> Written exercise 1
Answer these questions from the text on Professor Matory's Spiritist altar:
(a) According to the museum plaque, in which countries is Spiritism most practiced?
(b) On whose writings is Spiritism heavily based?
(c) Which element of these altars does the text identify as chiefly Spiritist?

Ancestor Worship: Professor Matory’s Spiritist Altar in Context

Jack Bechtold, Noah Stommel, Wyatt Kowalchuk

Professor Matory’s Spiritist Altar

As one enters the “Spirited Things” exhibit at the Fleming Museum, an altar belonging to Professor Lorand Matory adorned with framed portraits and wine glasses comes into focus. A plaque beside the altar indicates that Spiritism or Espiritismo, to which this altar belongs, is an African diasporic religion most practiced in Brazil, Cuba, Puerto Rico, and the Dominican Republic. Throughout the centuries since the slave trade, multiple religions from a variety of cultures have syncretized to form Spiritism, including those of Native Americans, Africans, and Europeans. Further elaborated upon by the museum plaque is that Spiritism has a foundation based heavily on the writings of a nineteenth century Frenchman named Allan Kardec. Spiritism is a highly variable religion of syncretized traditions, in which we see practitioners following a religious base that can express itself in different ways. The core of Spiritism focuses on the dead, and how one can connect the spiritual world with the human world to solve problems.

Known for “generating a niche of practice premised on a loose set of common assumptions regarding the realm of spirits and its influences on the living” (Santo 4, 2015), Spiritist altars provide a sense of both conventional religiosity and personal reverence for ancestors. Espiritistas or Spiritists, profess to receive authentic spiritual insights through visions and dreams directly from God. There is no reason for them to believe that their religious communications are a result of the combinations seen between the many cultures present in New World nations (Romberg 77, 1998). Practitioners believe Spiritism is ultimately an independent religion, and not just a hybrid resulting from various other cultures. However, this brings us to an important observation that considers how Spiritism puts emphasis on the reverence of one Christian God. As inspired by Kardec’s writings, the God seen in Christianity is to be the ultimate spiritual form of intelligence in the universe, and all spirits who are fundamentally worshipped by Spiritists are manifestations of God (Romberg 71, 1998). Another prime example of how multiple cultures have mixed to form Spiritism is in the case of Christian saints representing West-African Orisha equivalents in rituals (Garoutte & Wambaugh 158, 2007). Not only have European and African traditions undergone mixing, but they have come to mirror one another, intertwining in such a way that religious figures are paralleled.

The syncretic qualities of Spiritism allow us to gain an understanding of where certain Spiritist values are derived from. Spiritism is oriented around communication with ancestors that often takes place in the form of spirit possession (Bettelheim 314-315, 2005). Interestingly, this core value of Spiritist belief in communication with ancestors is believed to have been a result of syncretization with Native American cultures (Romberg 70,1998). In connection to syncretization, altar construction is considered “fluid, mixing a variety of religious systems and iconographies and inventing new ones” (Bettelheim 314, 2005), hence the inclusion of objects of apparent Christian origin, like Object 3 on Professor Matory’s altar. An element of these altars that is chiefly Spiritist is the horizontal layout as represented by Object 7. As a practitioner becomes more experienced, the altar will become more adorned with objects, often involving portraits of the ancestors who are to be worshipped (Bettelheim 315, 2005). Professor Matory’s altar honors his and his wife’s ancestors, who are rendered present through objects and photos.

(Data extracted from a collection)

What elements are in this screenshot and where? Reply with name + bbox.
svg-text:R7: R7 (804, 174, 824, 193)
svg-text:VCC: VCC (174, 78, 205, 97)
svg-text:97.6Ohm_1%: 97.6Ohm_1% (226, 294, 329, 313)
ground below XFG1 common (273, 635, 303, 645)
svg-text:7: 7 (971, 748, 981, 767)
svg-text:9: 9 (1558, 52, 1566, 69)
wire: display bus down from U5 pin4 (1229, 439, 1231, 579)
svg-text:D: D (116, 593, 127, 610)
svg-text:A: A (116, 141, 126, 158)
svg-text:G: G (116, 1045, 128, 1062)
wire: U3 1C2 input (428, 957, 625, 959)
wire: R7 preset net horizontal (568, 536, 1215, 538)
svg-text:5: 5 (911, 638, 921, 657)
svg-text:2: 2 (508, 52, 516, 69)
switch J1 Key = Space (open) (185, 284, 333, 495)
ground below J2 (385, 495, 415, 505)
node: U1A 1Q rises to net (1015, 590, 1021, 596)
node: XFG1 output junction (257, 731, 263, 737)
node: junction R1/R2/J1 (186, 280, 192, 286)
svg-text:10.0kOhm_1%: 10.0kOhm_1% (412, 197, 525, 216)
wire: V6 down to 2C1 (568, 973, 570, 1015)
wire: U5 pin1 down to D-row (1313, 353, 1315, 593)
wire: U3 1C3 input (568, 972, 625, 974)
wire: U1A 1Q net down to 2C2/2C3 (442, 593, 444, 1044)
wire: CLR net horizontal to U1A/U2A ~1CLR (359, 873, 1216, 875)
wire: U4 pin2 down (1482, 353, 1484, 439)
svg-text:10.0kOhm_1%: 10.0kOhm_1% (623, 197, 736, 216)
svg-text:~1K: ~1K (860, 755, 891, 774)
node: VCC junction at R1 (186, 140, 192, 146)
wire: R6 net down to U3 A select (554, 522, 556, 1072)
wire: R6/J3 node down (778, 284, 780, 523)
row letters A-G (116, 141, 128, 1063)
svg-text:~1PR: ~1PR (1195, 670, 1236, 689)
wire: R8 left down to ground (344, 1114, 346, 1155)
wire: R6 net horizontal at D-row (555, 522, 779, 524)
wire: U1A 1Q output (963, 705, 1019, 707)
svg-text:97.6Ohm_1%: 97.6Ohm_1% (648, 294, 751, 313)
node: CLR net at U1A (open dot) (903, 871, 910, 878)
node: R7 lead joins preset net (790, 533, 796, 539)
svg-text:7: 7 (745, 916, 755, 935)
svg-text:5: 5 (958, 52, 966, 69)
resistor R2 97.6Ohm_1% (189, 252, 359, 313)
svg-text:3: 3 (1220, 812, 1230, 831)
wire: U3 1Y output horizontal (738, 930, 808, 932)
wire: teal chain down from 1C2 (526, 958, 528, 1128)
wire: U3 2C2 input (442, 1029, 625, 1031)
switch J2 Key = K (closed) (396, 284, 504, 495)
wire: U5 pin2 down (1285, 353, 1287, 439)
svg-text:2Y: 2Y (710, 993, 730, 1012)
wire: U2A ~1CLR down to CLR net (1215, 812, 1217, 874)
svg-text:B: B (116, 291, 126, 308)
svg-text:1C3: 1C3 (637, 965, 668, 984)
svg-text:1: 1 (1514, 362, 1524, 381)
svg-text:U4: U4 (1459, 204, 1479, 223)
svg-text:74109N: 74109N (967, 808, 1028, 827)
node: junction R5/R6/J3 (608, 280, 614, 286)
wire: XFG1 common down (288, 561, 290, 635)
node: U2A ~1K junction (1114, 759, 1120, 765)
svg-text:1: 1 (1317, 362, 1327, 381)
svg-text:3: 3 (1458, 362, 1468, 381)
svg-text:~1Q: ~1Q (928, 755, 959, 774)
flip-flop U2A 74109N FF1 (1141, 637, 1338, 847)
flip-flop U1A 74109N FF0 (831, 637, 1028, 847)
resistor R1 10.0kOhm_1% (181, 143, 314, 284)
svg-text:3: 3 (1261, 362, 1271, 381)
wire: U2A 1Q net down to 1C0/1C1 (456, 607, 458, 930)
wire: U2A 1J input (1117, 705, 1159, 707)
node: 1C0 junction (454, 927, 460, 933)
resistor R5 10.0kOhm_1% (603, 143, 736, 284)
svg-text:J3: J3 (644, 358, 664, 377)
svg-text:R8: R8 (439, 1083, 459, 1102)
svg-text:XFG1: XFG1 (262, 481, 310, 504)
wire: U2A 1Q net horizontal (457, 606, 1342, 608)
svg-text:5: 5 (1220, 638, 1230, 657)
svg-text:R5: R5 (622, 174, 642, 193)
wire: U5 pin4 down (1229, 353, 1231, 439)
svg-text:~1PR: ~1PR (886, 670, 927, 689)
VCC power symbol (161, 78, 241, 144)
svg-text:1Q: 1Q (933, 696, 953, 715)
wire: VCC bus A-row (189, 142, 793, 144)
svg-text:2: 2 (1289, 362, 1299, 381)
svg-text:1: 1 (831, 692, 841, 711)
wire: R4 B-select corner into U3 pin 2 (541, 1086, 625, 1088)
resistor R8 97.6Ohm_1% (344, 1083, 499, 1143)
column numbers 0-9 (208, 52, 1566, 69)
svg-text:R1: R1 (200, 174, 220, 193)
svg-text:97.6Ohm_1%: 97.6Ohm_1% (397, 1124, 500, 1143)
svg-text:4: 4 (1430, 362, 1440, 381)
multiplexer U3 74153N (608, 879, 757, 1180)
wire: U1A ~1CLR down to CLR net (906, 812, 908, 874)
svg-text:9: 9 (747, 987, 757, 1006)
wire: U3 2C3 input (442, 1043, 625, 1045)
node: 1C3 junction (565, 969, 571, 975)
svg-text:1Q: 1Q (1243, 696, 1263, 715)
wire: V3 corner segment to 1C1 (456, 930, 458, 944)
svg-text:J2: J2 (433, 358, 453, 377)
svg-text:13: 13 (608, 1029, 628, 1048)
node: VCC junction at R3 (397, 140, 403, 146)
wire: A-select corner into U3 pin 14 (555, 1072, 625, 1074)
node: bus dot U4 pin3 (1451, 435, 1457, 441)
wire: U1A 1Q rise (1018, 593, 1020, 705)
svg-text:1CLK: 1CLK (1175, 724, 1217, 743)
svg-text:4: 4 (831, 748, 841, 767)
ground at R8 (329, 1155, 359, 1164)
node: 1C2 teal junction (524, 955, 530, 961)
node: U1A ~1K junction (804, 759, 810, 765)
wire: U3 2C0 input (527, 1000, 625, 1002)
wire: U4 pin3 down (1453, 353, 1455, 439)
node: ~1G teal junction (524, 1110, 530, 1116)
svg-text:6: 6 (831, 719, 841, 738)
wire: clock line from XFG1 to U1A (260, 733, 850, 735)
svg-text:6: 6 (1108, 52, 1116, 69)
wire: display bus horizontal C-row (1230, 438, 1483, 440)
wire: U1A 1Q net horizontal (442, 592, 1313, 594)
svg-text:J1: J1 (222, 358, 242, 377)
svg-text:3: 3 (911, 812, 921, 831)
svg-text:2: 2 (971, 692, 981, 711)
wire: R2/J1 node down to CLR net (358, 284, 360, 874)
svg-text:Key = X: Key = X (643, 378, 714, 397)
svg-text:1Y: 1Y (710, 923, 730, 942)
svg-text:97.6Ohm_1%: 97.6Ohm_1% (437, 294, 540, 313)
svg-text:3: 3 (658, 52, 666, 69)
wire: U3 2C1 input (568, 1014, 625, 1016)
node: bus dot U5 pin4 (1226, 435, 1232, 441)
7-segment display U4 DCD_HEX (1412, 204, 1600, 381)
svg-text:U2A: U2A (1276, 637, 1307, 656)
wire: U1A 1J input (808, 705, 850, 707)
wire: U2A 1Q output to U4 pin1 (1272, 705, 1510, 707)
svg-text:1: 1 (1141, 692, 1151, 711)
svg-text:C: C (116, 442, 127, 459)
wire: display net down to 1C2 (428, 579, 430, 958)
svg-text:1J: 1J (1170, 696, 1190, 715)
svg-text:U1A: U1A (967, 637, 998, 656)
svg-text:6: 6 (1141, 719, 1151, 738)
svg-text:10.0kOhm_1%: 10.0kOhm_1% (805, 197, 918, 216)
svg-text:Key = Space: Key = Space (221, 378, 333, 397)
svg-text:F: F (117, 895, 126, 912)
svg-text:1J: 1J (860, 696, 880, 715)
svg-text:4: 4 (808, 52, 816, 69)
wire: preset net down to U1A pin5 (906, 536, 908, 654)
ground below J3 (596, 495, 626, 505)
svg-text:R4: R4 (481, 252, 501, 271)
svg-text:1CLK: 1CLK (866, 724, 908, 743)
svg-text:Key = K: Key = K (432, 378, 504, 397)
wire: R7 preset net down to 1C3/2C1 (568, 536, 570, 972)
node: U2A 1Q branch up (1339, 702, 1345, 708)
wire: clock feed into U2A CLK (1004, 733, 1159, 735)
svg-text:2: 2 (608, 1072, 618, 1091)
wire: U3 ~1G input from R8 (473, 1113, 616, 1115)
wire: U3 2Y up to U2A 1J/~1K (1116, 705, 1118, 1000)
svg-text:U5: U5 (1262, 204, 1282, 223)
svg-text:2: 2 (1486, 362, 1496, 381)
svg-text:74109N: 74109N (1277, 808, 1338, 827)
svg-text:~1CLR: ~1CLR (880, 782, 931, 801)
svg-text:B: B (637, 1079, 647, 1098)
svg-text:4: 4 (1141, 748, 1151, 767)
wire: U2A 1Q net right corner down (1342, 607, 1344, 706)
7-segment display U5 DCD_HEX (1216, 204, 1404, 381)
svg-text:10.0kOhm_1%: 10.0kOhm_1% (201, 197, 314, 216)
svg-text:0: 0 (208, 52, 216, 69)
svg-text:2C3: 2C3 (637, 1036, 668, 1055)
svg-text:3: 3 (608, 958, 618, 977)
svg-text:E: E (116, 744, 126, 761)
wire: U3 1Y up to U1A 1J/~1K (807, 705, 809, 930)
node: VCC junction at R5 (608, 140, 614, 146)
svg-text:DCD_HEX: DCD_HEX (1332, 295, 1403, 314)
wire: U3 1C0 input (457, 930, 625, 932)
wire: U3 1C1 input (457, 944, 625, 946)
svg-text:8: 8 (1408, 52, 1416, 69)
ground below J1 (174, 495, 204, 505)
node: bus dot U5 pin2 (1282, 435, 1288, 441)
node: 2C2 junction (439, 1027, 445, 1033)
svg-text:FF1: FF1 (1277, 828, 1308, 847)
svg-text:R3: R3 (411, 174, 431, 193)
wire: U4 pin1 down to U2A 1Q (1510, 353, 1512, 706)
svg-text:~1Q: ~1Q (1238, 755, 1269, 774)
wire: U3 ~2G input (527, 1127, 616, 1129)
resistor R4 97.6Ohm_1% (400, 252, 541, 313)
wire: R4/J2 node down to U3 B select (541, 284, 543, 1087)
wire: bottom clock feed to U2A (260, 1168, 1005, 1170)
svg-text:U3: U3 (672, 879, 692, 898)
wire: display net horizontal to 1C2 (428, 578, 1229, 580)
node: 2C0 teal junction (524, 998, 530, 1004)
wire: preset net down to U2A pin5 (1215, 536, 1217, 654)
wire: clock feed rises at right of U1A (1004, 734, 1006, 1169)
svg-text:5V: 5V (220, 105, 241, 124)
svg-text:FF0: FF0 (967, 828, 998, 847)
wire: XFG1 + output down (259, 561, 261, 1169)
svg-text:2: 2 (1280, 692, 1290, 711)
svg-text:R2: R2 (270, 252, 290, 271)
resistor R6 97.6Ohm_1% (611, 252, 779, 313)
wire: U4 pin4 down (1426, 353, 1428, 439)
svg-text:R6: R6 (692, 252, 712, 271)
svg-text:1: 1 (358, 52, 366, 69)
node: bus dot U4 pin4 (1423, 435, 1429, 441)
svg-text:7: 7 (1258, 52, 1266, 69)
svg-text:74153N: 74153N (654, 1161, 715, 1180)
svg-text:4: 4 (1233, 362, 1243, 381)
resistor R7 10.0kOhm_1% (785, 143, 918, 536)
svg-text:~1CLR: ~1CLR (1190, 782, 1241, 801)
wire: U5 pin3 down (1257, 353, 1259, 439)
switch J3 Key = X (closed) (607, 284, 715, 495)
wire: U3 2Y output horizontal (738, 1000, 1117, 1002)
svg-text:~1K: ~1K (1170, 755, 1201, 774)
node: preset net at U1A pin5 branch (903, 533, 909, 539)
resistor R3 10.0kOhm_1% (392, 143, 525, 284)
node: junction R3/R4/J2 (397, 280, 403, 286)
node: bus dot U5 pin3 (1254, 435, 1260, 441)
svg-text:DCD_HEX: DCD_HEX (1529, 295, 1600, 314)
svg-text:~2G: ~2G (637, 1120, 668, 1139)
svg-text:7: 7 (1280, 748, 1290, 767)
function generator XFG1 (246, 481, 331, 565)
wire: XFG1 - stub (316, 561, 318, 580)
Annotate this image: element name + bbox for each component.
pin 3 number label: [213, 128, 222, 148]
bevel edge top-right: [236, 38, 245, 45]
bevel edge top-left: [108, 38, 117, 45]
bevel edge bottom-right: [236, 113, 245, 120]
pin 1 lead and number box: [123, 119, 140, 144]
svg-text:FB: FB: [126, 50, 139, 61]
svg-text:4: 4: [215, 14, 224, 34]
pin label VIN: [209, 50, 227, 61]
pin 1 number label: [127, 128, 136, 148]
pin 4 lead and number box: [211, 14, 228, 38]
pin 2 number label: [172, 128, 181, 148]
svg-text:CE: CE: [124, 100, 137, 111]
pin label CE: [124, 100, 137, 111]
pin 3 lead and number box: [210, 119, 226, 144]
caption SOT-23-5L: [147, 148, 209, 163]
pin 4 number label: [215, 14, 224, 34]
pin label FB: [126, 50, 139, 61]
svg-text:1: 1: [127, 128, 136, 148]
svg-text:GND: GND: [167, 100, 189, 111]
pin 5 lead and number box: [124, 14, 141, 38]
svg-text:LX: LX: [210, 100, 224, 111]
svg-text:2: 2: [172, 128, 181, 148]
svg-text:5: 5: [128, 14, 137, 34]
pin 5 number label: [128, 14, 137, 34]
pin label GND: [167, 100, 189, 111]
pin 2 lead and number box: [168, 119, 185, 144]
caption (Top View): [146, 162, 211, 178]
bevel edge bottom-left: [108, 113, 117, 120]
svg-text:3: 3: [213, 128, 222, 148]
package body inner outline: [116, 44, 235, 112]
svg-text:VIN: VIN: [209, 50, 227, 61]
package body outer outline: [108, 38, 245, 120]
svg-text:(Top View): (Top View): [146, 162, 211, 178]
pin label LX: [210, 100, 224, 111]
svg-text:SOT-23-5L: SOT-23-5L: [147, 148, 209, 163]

> Written exercise 2
Output verbatim the lines of the records from the first line of the records through the line holding "svg-text:9: 9 (1558, 52, 1566, 69)", inclusive.

> Written response 1
(a) Brazil, Cuba, Puerto Rico, and the Dominican Republic.
(b) The writings of Allan Kardec, a nineteenth-century Frenchman.
(c) The horizontal layout, as represented by Object 7.

> Written response 2
What elements are in this screenshot and where? Reply with name + bbox.
svg-text:R7: R7 (804, 174, 824, 193)
svg-text:VCC: VCC (174, 78, 205, 97)
svg-text:97.6Ohm_1%: 97.6Ohm_1% (226, 294, 329, 313)
ground below XFG1 common (273, 635, 303, 645)
svg-text:7: 7 (971, 748, 981, 767)
svg-text:9: 9 (1558, 52, 1566, 69)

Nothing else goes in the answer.